▶ _Written problem_:
Copy out all of the data exactly as it appears.

▶ _Extracted data_:
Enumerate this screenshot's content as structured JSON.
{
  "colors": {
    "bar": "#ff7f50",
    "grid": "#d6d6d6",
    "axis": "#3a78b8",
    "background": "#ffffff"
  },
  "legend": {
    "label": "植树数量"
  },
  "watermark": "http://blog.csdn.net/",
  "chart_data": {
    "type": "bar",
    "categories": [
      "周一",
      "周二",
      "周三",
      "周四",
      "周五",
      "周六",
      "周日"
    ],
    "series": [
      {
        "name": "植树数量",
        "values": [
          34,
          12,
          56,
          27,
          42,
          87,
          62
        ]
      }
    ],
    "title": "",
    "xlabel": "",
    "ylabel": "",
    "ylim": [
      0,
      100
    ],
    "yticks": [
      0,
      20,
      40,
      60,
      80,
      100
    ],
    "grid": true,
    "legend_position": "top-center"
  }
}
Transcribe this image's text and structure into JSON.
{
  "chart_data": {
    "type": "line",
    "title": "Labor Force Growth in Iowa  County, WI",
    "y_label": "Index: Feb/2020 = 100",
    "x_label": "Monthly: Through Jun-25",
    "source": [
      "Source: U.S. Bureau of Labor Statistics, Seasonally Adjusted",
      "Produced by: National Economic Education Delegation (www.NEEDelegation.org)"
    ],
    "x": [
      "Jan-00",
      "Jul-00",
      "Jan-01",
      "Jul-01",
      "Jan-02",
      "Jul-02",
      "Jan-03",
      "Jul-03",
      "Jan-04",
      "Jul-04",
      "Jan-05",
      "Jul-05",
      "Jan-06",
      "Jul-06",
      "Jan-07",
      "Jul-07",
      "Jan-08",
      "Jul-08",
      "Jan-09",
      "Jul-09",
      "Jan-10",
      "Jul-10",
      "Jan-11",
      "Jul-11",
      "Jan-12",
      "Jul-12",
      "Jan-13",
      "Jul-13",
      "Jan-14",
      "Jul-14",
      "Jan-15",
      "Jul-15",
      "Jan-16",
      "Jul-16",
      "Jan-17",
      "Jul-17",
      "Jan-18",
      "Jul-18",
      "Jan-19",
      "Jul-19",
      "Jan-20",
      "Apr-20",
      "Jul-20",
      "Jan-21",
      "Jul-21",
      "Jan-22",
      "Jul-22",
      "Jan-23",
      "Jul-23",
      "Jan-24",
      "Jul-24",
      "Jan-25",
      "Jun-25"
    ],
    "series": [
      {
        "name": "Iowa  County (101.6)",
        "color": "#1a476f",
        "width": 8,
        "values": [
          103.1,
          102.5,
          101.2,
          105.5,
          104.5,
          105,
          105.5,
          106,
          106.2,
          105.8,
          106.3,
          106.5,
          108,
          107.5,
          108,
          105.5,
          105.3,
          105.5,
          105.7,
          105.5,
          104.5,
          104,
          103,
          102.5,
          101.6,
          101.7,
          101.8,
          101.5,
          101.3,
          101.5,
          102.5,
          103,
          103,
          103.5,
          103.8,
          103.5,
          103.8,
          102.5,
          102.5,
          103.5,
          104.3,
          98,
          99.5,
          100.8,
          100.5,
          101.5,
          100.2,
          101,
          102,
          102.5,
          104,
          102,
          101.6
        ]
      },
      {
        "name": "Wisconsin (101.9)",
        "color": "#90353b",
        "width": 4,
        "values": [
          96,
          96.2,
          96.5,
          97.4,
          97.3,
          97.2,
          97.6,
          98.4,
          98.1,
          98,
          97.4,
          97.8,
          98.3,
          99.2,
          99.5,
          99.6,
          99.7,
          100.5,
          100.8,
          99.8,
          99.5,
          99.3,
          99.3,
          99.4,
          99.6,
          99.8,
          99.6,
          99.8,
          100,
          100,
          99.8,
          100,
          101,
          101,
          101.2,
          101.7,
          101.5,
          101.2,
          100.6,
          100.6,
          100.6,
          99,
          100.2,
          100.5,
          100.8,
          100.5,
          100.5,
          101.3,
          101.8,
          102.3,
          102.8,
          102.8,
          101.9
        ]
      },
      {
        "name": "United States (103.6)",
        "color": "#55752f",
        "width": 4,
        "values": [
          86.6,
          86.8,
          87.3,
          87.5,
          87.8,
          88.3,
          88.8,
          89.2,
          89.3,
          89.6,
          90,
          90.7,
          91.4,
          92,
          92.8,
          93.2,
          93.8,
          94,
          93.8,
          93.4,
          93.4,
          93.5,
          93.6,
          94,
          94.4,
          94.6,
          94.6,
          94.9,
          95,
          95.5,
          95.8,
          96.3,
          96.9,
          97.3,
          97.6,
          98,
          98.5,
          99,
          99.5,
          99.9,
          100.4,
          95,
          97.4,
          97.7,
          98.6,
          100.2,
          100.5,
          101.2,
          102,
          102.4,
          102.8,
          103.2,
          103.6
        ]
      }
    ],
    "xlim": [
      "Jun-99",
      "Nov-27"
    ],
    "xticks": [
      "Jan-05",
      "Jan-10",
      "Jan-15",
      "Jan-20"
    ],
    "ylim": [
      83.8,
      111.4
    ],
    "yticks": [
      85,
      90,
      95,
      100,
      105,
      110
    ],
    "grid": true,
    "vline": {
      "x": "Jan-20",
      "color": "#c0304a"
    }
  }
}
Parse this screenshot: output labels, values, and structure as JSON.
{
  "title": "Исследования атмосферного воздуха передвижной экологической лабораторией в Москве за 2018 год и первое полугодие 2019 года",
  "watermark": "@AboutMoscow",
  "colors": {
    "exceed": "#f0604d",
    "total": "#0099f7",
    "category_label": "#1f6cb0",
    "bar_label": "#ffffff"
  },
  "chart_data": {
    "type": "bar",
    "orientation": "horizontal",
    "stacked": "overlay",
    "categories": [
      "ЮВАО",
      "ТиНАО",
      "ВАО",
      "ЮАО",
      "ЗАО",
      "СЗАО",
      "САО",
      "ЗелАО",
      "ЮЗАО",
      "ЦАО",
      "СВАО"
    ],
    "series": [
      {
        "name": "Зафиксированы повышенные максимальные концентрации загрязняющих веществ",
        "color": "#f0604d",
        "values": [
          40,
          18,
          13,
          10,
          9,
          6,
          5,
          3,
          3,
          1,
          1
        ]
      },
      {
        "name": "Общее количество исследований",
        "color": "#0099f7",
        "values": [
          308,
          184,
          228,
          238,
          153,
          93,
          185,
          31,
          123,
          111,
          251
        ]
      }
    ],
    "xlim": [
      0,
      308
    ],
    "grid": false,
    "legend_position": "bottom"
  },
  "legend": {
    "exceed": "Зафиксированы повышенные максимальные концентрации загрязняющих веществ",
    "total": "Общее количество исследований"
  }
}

▶ _Task output_:
Enumerate this screenshot's content as structured JSON.
{
  "colors": {
    "bar": "#ff7f50",
    "grid": "#d6d6d6",
    "axis": "#3a78b8",
    "background": "#ffffff"
  },
  "legend": {
    "label": "植树数量"
  },
  "watermark": "http://blog.csdn.net/",
  "chart_data": {
    "type": "bar",
    "categories": [
      "周一",
      "周二",
      "周三",
      "周四",
      "周五",
      "周六",
      "周日"
    ],
    "series": [
      {
        "name": "植树数量",
        "values": [
          34,
          12,
          56,
          27,
          42,
          87,
          62
        ]
      }
    ],
    "title": "",
    "xlabel": "",
    "ylabel": "",
    "ylim": [
      0,
      100
    ],
    "yticks": [
      0,
      20,
      40,
      60,
      80,
      100
    ],
    "grid": true,
    "legend_position": "top-center"
  }
}
Transcribe this image's text and structure into JSON.
{
  "chart_data": {
    "type": "line",
    "title": "Labor Force Growth in Iowa  County, WI",
    "y_label": "Index: Feb/2020 = 100",
    "x_label": "Monthly: Through Jun-25",
    "source": [
      "Source: U.S. Bureau of Labor Statistics, Seasonally Adjusted",
      "Produced by: National Economic Education Delegation (www.NEEDelegation.org)"
    ],
    "x": [
      "Jan-00",
      "Jul-00",
      "Jan-01",
      "Jul-01",
      "Jan-02",
      "Jul-02",
      "Jan-03",
      "Jul-03",
      "Jan-04",
      "Jul-04",
      "Jan-05",
      "Jul-05",
      "Jan-06",
      "Jul-06",
      "Jan-07",
      "Jul-07",
      "Jan-08",
      "Jul-08",
      "Jan-09",
      "Jul-09",
      "Jan-10",
      "Jul-10",
      "Jan-11",
      "Jul-11",
      "Jan-12",
      "Jul-12",
      "Jan-13",
      "Jul-13",
      "Jan-14",
      "Jul-14",
      "Jan-15",
      "Jul-15",
      "Jan-16",
      "Jul-16",
      "Jan-17",
      "Jul-17",
      "Jan-18",
      "Jul-18",
      "Jan-19",
      "Jul-19",
      "Jan-20",
      "Apr-20",
      "Jul-20",
      "Jan-21",
      "Jul-21",
      "Jan-22",
      "Jul-22",
      "Jan-23",
      "Jul-23",
      "Jan-24",
      "Jul-24",
      "Jan-25",
      "Jun-25"
    ],
    "series": [
      {
        "name": "Iowa  County (101.6)",
        "color": "#1a476f",
        "width": 8,
        "values": [
          103.1,
          102.5,
          101.2,
          105.5,
          104.5,
          105,
          105.5,
          106,
          106.2,
          105.8,
          106.3,
          106.5,
          108,
          107.5,
          108,
          105.5,
          105.3,
          105.5,
          105.7,
          105.5,
          104.5,
          104,
          103,
          102.5,
          101.6,
          101.7,
          101.8,
          101.5,
          101.3,
          101.5,
          102.5,
          103,
          103,
          103.5,
          103.8,
          103.5,
          103.8,
          102.5,
          102.5,
          103.5,
          104.3,
          98,
          99.5,
          100.8,
          100.5,
          101.5,
          100.2,
          101,
          102,
          102.5,
          104,
          102,
          101.6
        ]
      },
      {
        "name": "Wisconsin (101.9)",
        "color": "#90353b",
        "width": 4,
        "values": [
          96,
          96.2,
          96.5,
          97.4,
          97.3,
          97.2,
          97.6,
          98.4,
          98.1,
          98,
          97.4,
          97.8,
          98.3,
          99.2,
          99.5,
          99.6,
          99.7,
          100.5,
          100.8,
          99.8,
          99.5,
          99.3,
          99.3,
          99.4,
          99.6,
          99.8,
          99.6,
          99.8,
          100,
          100,
          99.8,
          100,
          101,
          101,
          101.2,
          101.7,
          101.5,
          101.2,
          100.6,
          100.6,
          100.6,
          99,
          100.2,
          100.5,
          100.8,
          100.5,
          100.5,
          101.3,
          101.8,
          102.3,
          102.8,
          102.8,
          101.9
        ]
      },
      {
        "name": "United States (103.6)",
        "color": "#55752f",
        "width": 4,
        "values": [
          86.6,
          86.8,
          87.3,
          87.5,
          87.8,
          88.3,
          88.8,
          89.2,
          89.3,
          89.6,
          90,
          90.7,
          91.4,
          92,
          92.8,
          93.2,
          93.8,
          94,
          93.8,
          93.4,
          93.4,
          93.5,
          93.6,
          94,
          94.4,
          94.6,
          94.6,
          94.9,
          95,
          95.5,
          95.8,
          96.3,
          96.9,
          97.3,
          97.6,
          98,
          98.5,
          99,
          99.5,
          99.9,
          100.4,
          95,
          97.4,
          97.7,
          98.6,
          100.2,
          100.5,
          101.2,
          102,
          102.4,
          102.8,
          103.2,
          103.6
        ]
      }
    ],
    "xlim": [
      "Jun-99",
      "Nov-27"
    ],
    "xticks": [
      "Jan-05",
      "Jan-10",
      "Jan-15",
      "Jan-20"
    ],
    "ylim": [
      83.8,
      111.4
    ],
    "yticks": [
      85,
      90,
      95,
      100,
      105,
      110
    ],
    "grid": true,
    "vline": {
      "x": "Jan-20",
      "color": "#c0304a"
    }
  }
}
Parse this screenshot: output labels, values, and structure as JSON.
{
  "title": "Исследования атмосферного воздуха передвижной экологической лабораторией в Москве за 2018 год и первое полугодие 2019 года",
  "watermark": "@AboutMoscow",
  "colors": {
    "exceed": "#f0604d",
    "total": "#0099f7",
    "category_label": "#1f6cb0",
    "bar_label": "#ffffff"
  },
  "chart_data": {
    "type": "bar",
    "orientation": "horizontal",
    "stacked": "overlay",
    "categories": [
      "ЮВАО",
      "ТиНАО",
      "ВАО",
      "ЮАО",
      "ЗАО",
      "СЗАО",
      "САО",
      "ЗелАО",
      "ЮЗАО",
      "ЦАО",
      "СВАО"
    ],
    "series": [
      {
        "name": "Зафиксированы повышенные максимальные концентрации загрязняющих веществ",
        "color": "#f0604d",
        "values": [
          40,
          18,
          13,
          10,
          9,
          6,
          5,
          3,
          3,
          1,
          1
        ]
      },
      {
        "name": "Общее количество исследований",
        "color": "#0099f7",
        "values": [
          308,
          184,
          228,
          238,
          153,
          93,
          185,
          31,
          123,
          111,
          251
        ]
      }
    ],
    "xlim": [
      0,
      308
    ],
    "grid": false,
    "legend_position": "bottom"
  },
  "legend": {
    "exceed": "Зафиксированы повышенные максимальные концентрации загрязняющих веществ",
    "total": "Общее количество исследований"
  }
}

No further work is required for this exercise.